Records
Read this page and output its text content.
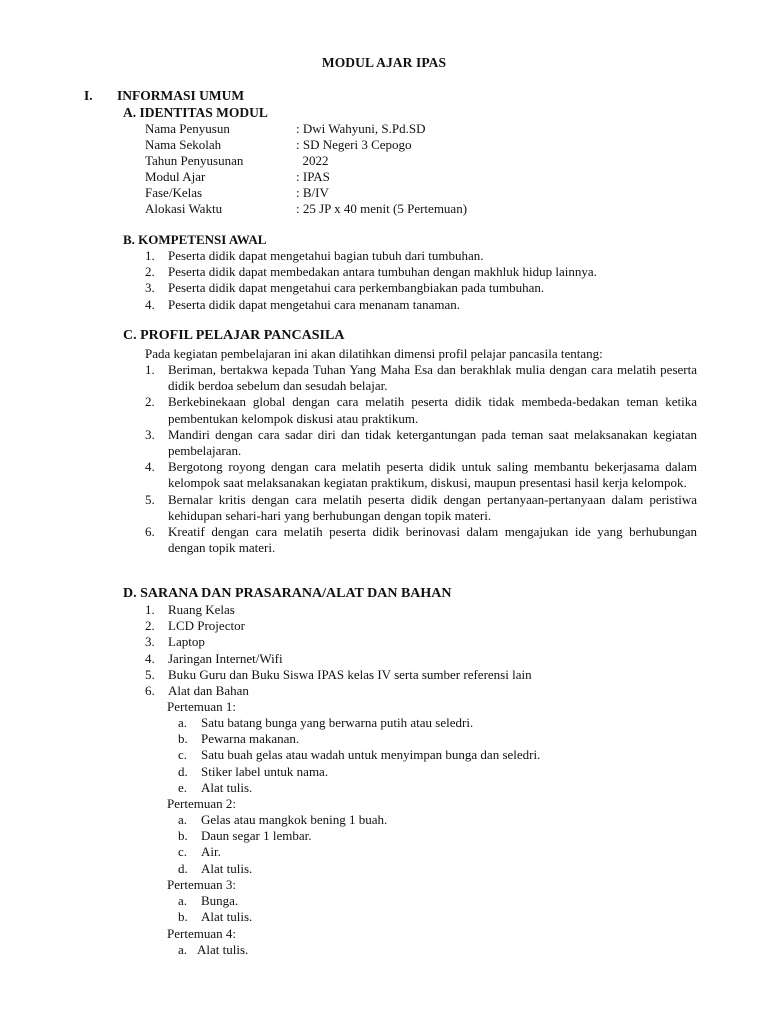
MODUL AJAR IPAS
I. INFORMASI UMUM
A. IDENTITAS MODUL
Nama Penyusun	: Dwi Wahyuni, S.Pd.SD
Nama Sekolah	: SD Negeri 3 Cepogo
Tahun Penyusunan	2022
Modul Ajar	: IPAS
Fase/Kelas	: B/IV
Alokasi Waktu	: 25 JP x 40 menit (5 Pertemuan)
B. KOMPETENSI AWAL
1. Peserta didik dapat mengetahui bagian tubuh dari tumbuhan.
2. Peserta didik dapat membedakan antara tumbuhan dengan makhluk hidup lainnya.
3. Peserta didik dapat mengetahui cara perkembangbiakan pada tumbuhan.
4. Peserta didik dapat mengetahui cara menanam tanaman.
C. PROFIL PELAJAR PANCASILA
Pada kegiatan pembelajaran ini akan dilatihkan dimensi profil pelajar pancasila tentang:
1. Beriman, bertakwa kepada Tuhan Yang Maha Esa dan berakhlak mulia dengan cara melatih peserta didik berdoa sebelum dan sesudah belajar.
2. Berkebinekaan global dengan cara melatih peserta didik tidak membeda-bedakan teman ketika pembentukan kelompok diskusi atau praktikum.
3. Mandiri dengan cara sadar diri dan tidak ketergantungan pada teman saat melaksanakan kegiatan pembelajaran.
4. Bergotong royong dengan cara melatih peserta didik untuk saling membantu bekerjasama dalam kelompok saat melaksanakan kegiatan praktikum, diskusi, maupun presentasi hasil kerja kelompok.
5. Bernalar kritis dengan cara melatih peserta didik dengan pertanyaan-pertanyaan dalam peristiwa kehidupan sehari-hari yang berhubungan dengan topik materi.
6. Kreatif dengan cara melatih peserta didik berinovasi dalam mengajukan ide yang berhubungan dengan topik materi.
D. SARANA DAN PRASARANA/ALAT DAN BAHAN
1. Ruang Kelas
2. LCD Projector
3. Laptop
4. Jaringan Internet/Wifi
5. Buku Guru dan Buku Siswa IPAS kelas IV serta sumber referensi lain
6. Alat dan Bahan
Pertemuan 1:
a. Satu batang bunga yang berwarna putih atau seledri.
b. Pewarna makanan.
c. Satu buah gelas atau wadah untuk menyimpan bunga dan seledri.
d. Stiker label untuk nama.
e. Alat tulis.
Pertemuan 2:
a. Gelas atau mangkok bening 1 buah.
b. Daun segar 1 lembar.
c. Air.
d. Alat tulis.
Pertemuan 3:
a. Bunga.
b. Alat tulis.
Pertemuan 4:
a. Alat tulis.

* [Exercise prompt]
Print all of the entries word for word. Omit the pictures they contain.

* [Solution for this problem]
Read this page and output its text content.
MODUL AJAR IPAS
I. INFORMASI UMUM
A. IDENTITAS MODUL
Nama Penyusun	: Dwi Wahyuni, S.Pd.SD
Nama Sekolah	: SD Negeri 3 Cepogo
Tahun Penyusunan	2022
Modul Ajar	: IPAS
Fase/Kelas	: B/IV
Alokasi Waktu	: 25 JP x 40 menit (5 Pertemuan)
B. KOMPETENSI AWAL
1. Peserta didik dapat mengetahui bagian tubuh dari tumbuhan.
2. Peserta didik dapat membedakan antara tumbuhan dengan makhluk hidup lainnya.
3. Peserta didik dapat mengetahui cara perkembangbiakan pada tumbuhan.
4. Peserta didik dapat mengetahui cara menanam tanaman.
C. PROFIL PELAJAR PANCASILA
Pada kegiatan pembelajaran ini akan dilatihkan dimensi profil pelajar pancasila tentang:
1. Beriman, bertakwa kepada Tuhan Yang Maha Esa dan berakhlak mulia dengan cara melatih peserta didik berdoa sebelum dan sesudah belajar.
2. Berkebinekaan global dengan cara melatih peserta didik tidak membeda-bedakan teman ketika pembentukan kelompok diskusi atau praktikum.
3. Mandiri dengan cara sadar diri dan tidak ketergantungan pada teman saat melaksanakan kegiatan pembelajaran.
4. Bergotong royong dengan cara melatih peserta didik untuk saling membantu bekerjasama dalam kelompok saat melaksanakan kegiatan praktikum, diskusi, maupun presentasi hasil kerja kelompok.
5. Bernalar kritis dengan cara melatih peserta didik dengan pertanyaan-pertanyaan dalam peristiwa kehidupan sehari-hari yang berhubungan dengan topik materi.
6. Kreatif dengan cara melatih peserta didik berinovasi dalam mengajukan ide yang berhubungan dengan topik materi.
D. SARANA DAN PRASARANA/ALAT DAN BAHAN
1. Ruang Kelas
2. LCD Projector
3. Laptop
4. Jaringan Internet/Wifi
5. Buku Guru dan Buku Siswa IPAS kelas IV serta sumber referensi lain
6. Alat dan Bahan
Pertemuan 1:
a. Satu batang bunga yang berwarna putih atau seledri.
b. Pewarna makanan.
c. Satu buah gelas atau wadah untuk menyimpan bunga dan seledri.
d. Stiker label untuk nama.
e. Alat tulis.
Pertemuan 2:
a. Gelas atau mangkok bening 1 buah.
b. Daun segar 1 lembar.
c. Air.
d. Alat tulis.
Pertemuan 3:
a. Bunga.
b. Alat tulis.
Pertemuan 4:
a. Alat tulis.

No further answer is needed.